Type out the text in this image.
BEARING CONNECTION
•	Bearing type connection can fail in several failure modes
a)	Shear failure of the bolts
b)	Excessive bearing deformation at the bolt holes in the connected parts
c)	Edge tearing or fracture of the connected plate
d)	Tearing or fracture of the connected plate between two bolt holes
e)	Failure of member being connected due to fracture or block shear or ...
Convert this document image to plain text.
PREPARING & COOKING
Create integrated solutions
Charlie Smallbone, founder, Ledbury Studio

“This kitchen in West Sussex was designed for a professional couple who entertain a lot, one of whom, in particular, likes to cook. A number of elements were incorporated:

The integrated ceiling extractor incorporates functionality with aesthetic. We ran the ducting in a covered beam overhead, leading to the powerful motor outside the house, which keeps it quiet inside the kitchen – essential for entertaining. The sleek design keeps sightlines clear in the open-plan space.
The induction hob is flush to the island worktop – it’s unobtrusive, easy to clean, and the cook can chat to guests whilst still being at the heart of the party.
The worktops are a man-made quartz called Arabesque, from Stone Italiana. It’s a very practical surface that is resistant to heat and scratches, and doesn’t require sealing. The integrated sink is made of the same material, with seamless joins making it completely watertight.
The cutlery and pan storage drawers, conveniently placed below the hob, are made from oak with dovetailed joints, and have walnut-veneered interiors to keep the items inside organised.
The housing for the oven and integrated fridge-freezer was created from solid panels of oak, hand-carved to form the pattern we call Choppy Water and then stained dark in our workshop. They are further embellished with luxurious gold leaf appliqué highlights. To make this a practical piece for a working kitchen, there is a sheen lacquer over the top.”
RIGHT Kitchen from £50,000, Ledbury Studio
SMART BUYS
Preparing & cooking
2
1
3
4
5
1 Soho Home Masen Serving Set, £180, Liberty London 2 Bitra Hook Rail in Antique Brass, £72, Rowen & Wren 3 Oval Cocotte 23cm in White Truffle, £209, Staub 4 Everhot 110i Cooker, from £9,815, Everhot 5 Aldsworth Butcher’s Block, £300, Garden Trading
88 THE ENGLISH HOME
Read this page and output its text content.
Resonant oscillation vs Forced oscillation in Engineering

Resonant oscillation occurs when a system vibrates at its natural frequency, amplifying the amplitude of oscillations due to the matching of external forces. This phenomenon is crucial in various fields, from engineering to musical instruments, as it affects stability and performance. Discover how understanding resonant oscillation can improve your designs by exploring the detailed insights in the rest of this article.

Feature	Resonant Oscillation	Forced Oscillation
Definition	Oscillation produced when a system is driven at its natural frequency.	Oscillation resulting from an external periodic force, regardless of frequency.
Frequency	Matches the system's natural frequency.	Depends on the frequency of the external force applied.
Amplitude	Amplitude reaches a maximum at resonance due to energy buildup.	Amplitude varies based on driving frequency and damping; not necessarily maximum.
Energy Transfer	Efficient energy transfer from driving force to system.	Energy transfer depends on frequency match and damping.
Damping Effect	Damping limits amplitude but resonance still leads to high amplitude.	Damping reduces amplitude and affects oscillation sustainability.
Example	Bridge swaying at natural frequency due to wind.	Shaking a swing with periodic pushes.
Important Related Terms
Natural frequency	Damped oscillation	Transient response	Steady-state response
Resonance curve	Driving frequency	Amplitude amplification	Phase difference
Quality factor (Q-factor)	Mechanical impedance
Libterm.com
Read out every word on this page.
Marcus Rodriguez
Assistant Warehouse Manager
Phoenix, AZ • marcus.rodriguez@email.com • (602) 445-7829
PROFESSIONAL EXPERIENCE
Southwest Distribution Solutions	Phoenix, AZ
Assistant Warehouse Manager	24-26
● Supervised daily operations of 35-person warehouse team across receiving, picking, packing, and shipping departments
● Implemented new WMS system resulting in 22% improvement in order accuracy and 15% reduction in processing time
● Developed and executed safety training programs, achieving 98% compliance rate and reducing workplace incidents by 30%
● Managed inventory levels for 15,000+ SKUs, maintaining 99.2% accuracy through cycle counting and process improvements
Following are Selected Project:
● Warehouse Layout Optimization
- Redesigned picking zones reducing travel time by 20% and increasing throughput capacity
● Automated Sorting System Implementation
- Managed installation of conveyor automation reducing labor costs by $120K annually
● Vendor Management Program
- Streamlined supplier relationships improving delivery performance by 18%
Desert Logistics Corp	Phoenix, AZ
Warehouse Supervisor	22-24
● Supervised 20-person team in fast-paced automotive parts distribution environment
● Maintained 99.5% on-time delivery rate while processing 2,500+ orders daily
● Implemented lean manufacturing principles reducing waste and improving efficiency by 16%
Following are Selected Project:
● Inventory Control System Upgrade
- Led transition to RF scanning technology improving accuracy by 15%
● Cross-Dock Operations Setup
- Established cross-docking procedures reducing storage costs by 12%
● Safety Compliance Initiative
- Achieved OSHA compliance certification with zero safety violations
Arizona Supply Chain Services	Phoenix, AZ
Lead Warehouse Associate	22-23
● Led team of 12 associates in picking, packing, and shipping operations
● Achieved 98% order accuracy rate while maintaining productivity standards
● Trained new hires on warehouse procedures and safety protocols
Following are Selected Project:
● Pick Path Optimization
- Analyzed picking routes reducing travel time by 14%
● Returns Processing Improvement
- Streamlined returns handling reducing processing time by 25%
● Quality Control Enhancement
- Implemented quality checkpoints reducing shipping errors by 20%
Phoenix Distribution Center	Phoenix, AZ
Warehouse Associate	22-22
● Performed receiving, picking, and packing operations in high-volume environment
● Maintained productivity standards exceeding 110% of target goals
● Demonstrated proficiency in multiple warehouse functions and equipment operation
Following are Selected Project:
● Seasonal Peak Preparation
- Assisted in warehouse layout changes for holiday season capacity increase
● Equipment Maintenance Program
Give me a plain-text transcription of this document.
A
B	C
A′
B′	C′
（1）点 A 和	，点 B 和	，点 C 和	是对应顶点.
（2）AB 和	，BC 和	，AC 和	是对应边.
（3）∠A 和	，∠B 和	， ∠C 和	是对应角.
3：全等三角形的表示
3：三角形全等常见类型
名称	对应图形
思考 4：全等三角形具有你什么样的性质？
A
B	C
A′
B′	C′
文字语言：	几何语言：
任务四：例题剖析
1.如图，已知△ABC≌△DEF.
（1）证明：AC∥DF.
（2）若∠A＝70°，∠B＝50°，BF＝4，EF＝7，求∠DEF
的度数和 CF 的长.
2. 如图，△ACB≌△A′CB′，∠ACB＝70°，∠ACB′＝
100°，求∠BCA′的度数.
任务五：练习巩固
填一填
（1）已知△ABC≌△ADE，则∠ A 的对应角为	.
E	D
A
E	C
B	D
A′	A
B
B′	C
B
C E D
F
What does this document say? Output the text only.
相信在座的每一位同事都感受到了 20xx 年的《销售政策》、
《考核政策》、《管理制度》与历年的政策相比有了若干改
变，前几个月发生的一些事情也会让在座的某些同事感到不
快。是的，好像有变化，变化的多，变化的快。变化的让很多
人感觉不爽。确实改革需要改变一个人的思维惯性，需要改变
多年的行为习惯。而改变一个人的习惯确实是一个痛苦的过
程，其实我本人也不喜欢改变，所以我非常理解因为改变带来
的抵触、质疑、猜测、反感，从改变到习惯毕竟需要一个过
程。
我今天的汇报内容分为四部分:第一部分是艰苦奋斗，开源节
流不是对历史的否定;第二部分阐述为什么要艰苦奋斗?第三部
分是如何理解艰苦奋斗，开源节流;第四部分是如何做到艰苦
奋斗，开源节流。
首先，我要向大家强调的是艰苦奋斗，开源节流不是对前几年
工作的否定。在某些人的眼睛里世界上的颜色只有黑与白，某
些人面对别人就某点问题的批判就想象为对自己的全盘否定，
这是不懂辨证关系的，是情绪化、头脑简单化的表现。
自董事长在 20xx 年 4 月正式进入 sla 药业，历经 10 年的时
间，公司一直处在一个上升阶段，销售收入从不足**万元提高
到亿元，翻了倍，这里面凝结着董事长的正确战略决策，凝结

[Task to carry out]
Which lines run from the one containing "What does this" to the end of the entries above? Quote exactly those, and only those.

[Complete response]
What does this document say? Output the text only.
相信在座的每一位同事都感受到了 20xx 年的《销售政策》、
《考核政策》、《管理制度》与历年的政策相比有了若干改
变，前几个月发生的一些事情也会让在座的某些同事感到不
快。是的，好像有变化，变化的多，变化的快。变化的让很多
人感觉不爽。确实改革需要改变一个人的思维惯性，需要改变
多年的行为习惯。而改变一个人的习惯确实是一个痛苦的过
程，其实我本人也不喜欢改变，所以我非常理解因为改变带来
的抵触、质疑、猜测、反感，从改变到习惯毕竟需要一个过
程。
我今天的汇报内容分为四部分:第一部分是艰苦奋斗，开源节
流不是对历史的否定;第二部分阐述为什么要艰苦奋斗?第三部
分是如何理解艰苦奋斗，开源节流;第四部分是如何做到艰苦
奋斗，开源节流。
首先，我要向大家强调的是艰苦奋斗，开源节流不是对前几年
工作的否定。在某些人的眼睛里世界上的颜色只有黑与白，某
些人面对别人就某点问题的批判就想象为对自己的全盘否定，
这是不懂辨证关系的，是情绪化、头脑简单化的表现。
自董事长在 20xx 年 4 月正式进入 sla 药业，历经 10 年的时
间，公司一直处在一个上升阶段，销售收入从不足**万元提高
到亿元，翻了倍，这里面凝结着董事长的正确战略决策，凝结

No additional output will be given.